[Set problem]: Give each line of the records below as a Markdown table with the columns No. and Text, numbering the rows and leaving out blank lines.

▬▬▬

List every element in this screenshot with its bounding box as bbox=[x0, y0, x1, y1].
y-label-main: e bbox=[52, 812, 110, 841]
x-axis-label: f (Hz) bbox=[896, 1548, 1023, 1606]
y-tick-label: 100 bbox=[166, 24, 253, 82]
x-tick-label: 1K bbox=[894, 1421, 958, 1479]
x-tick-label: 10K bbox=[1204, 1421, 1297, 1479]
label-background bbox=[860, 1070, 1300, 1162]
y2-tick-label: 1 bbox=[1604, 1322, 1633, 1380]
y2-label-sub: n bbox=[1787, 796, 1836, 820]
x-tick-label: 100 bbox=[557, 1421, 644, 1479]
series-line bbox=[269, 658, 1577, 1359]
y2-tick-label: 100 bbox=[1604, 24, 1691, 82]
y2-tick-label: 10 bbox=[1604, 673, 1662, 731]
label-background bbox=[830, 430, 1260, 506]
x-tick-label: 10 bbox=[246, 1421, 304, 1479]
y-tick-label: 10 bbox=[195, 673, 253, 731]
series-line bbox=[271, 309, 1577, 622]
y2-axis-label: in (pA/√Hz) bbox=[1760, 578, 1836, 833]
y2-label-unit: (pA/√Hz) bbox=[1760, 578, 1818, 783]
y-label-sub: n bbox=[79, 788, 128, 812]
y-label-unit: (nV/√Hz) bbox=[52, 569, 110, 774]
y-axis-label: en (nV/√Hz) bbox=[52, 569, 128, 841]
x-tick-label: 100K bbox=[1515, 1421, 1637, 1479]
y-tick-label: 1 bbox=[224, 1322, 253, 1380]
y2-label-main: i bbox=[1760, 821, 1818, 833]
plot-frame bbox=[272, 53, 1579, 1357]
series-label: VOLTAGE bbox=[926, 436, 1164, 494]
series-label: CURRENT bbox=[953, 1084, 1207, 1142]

▬▬▬

[Exercise solution]:
| No. | Text |
|---|---|
| 1 | List every element in this screenshot with its bounding box as bbox=[x0, y0, x1, y1]. |
| 2 | y-label-main: e bbox=[52, 812, 110, 841] |
| 3 | x-axis-label: f (Hz) bbox=[896, 1548, 1023, 1606] |
| 4 | y-tick-label: 100 bbox=[166, 24, 253, 82] |
| 5 | x-tick-label: 1K bbox=[894, 1421, 958, 1479] |
| 6 | x-tick-label: 10K bbox=[1204, 1421, 1297, 1479] |
| 7 | label-background bbox=[860, 1070, 1300, 1162] |
| 8 | y2-tick-label: 1 bbox=[1604, 1322, 1633, 1380] |
| 9 | y2-label-sub: n bbox=[1787, 796, 1836, 820] |
| 10 | x-tick-label: 100 bbox=[557, 1421, 644, 1479] |
| 11 | series-line bbox=[269, 658, 1577, 1359] |
| 12 | y2-tick-label: 100 bbox=[1604, 24, 1691, 82] |
| 13 | y2-tick-label: 10 bbox=[1604, 673, 1662, 731] |
| 14 | label-background bbox=[830, 430, 1260, 506] |
| 15 | x-tick-label: 10 bbox=[246, 1421, 304, 1479] |
| 16 | y-tick-label: 10 bbox=[195, 673, 253, 731] |
| 17 | series-line bbox=[271, 309, 1577, 622] |
| 18 | y2-axis-label: in (pA/√Hz) bbox=[1760, 578, 1836, 833] |
| 19 | y2-label-unit: (pA/√Hz) bbox=[1760, 578, 1818, 783] |
| 20 | y-label-sub: n bbox=[79, 788, 128, 812] |
| 21 | y-label-unit: (nV/√Hz) bbox=[52, 569, 110, 774] |
| 22 | y-axis-label: en (nV/√Hz) bbox=[52, 569, 128, 841] |
| 23 | x-tick-label: 100K bbox=[1515, 1421, 1637, 1479] |
| 24 | y-tick-label: 1 bbox=[224, 1322, 253, 1380] |
| 25 | y2-label-main: i bbox=[1760, 821, 1818, 833] |
| 26 | plot-frame bbox=[272, 53, 1579, 1357] |
| 27 | series-label: VOLTAGE bbox=[926, 436, 1164, 494] |
| 28 | series-label: CURRENT bbox=[953, 1084, 1207, 1142] |